### [DATA ENTRIES]
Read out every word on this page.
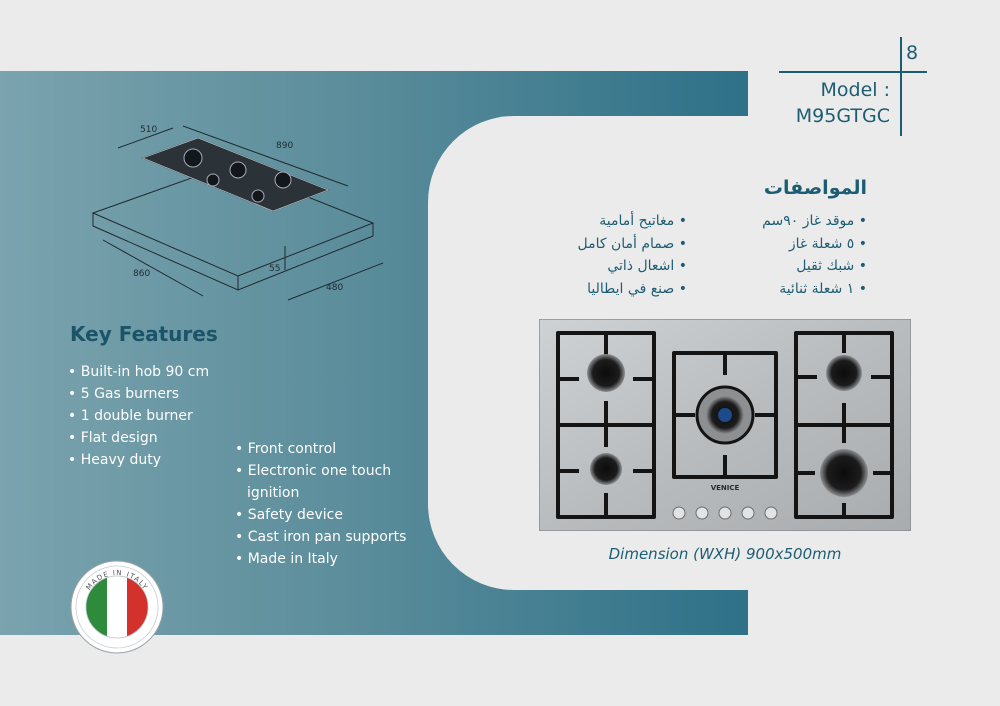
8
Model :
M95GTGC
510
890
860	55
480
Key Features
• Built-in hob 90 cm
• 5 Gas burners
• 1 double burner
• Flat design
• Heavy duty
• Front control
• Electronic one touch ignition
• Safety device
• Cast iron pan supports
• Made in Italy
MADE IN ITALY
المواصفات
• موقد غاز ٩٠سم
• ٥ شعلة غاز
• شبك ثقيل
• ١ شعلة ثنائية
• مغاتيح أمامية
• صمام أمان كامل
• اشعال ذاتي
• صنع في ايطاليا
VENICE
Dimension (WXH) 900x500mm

### [WORK TO BE COMPLETED]
Return each line from the material above exactly, but not the pictures.

### [EXPECTED OUTPUT]
Read out every word on this page.
8
Model :
M95GTGC
510
890
860	55
480
Key Features
• Built-in hob 90 cm
• 5 Gas burners
• 1 double burner
• Flat design
• Heavy duty
• Front control
• Electronic one touch ignition
• Safety device
• Cast iron pan supports
• Made in Italy
MADE IN ITALY
المواصفات
• موقد غاز ٩٠سم
• ٥ شعلة غاز
• شبك ثقيل
• ١ شعلة ثنائية
• مغاتيح أمامية
• صمام أمان كامل
• اشعال ذاتي
• صنع في ايطاليا
VENICE
Dimension (WXH) 900x500mm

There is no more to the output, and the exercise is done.